━━━ Extracted entries ━━━

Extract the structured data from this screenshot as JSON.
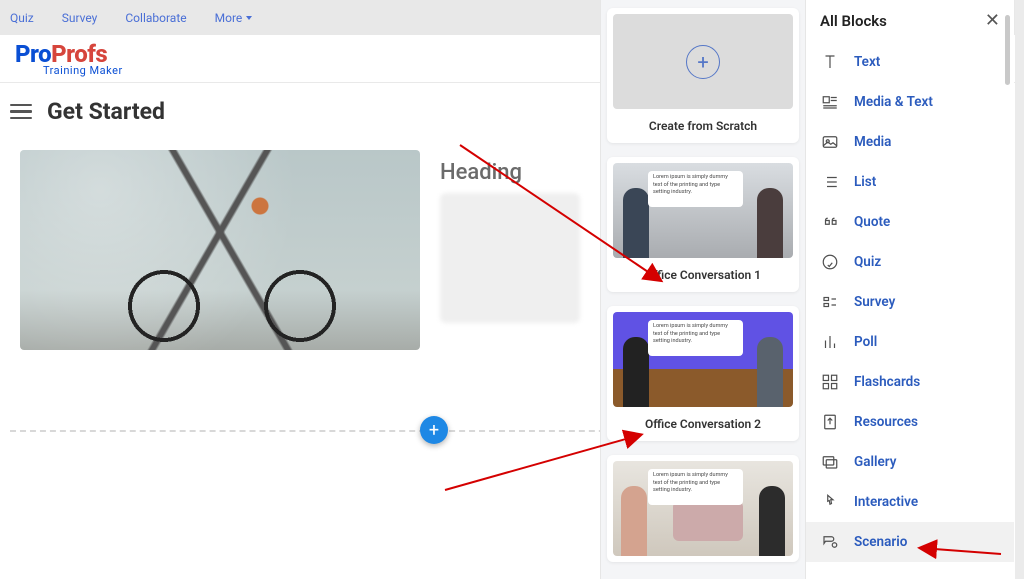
{
  "nav": {
    "quiz": "Quiz",
    "survey": "Survey",
    "collaborate": "Collaborate",
    "more": "More"
  },
  "logo": {
    "p1": "Pro",
    "p2": "Profs",
    "sub": "Training Maker"
  },
  "editor": {
    "title": "Get Started",
    "heading": "Heading"
  },
  "templates": {
    "scratch": "Create from Scratch",
    "conv1": "Office Conversation 1",
    "conv2": "Office Conversation 2",
    "lorem": "Lorem ipsum is simply dummy text of the printing and type setting industry."
  },
  "blocks": {
    "title": "All Blocks",
    "text": "Text",
    "mediaText": "Media & Text",
    "media": "Media",
    "list": "List",
    "quote": "Quote",
    "quiz": "Quiz",
    "survey": "Survey",
    "poll": "Poll",
    "flashcards": "Flashcards",
    "resources": "Resources",
    "gallery": "Gallery",
    "interactive": "Interactive",
    "scenario": "Scenario"
  }
}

━━━

* **Description of the task**
All the material shown above is to be copied exactly, with no pictures carried over.

* **Answer**
Extract the structured data from this screenshot as JSON.
{
  "nav": {
    "quiz": "Quiz",
    "survey": "Survey",
    "collaborate": "Collaborate",
    "more": "More"
  },
  "logo": {
    "p1": "Pro",
    "p2": "Profs",
    "sub": "Training Maker"
  },
  "editor": {
    "title": "Get Started",
    "heading": "Heading"
  },
  "templates": {
    "scratch": "Create from Scratch",
    "conv1": "Office Conversation 1",
    "conv2": "Office Conversation 2",
    "lorem": "Lorem ipsum is simply dummy text of the printing and type setting industry."
  },
  "blocks": {
    "title": "All Blocks",
    "text": "Text",
    "mediaText": "Media & Text",
    "media": "Media",
    "list": "List",
    "quote": "Quote",
    "quiz": "Quiz",
    "survey": "Survey",
    "poll": "Poll",
    "flashcards": "Flashcards",
    "resources": "Resources",
    "gallery": "Gallery",
    "interactive": "Interactive",
    "scenario": "Scenario"
  }
}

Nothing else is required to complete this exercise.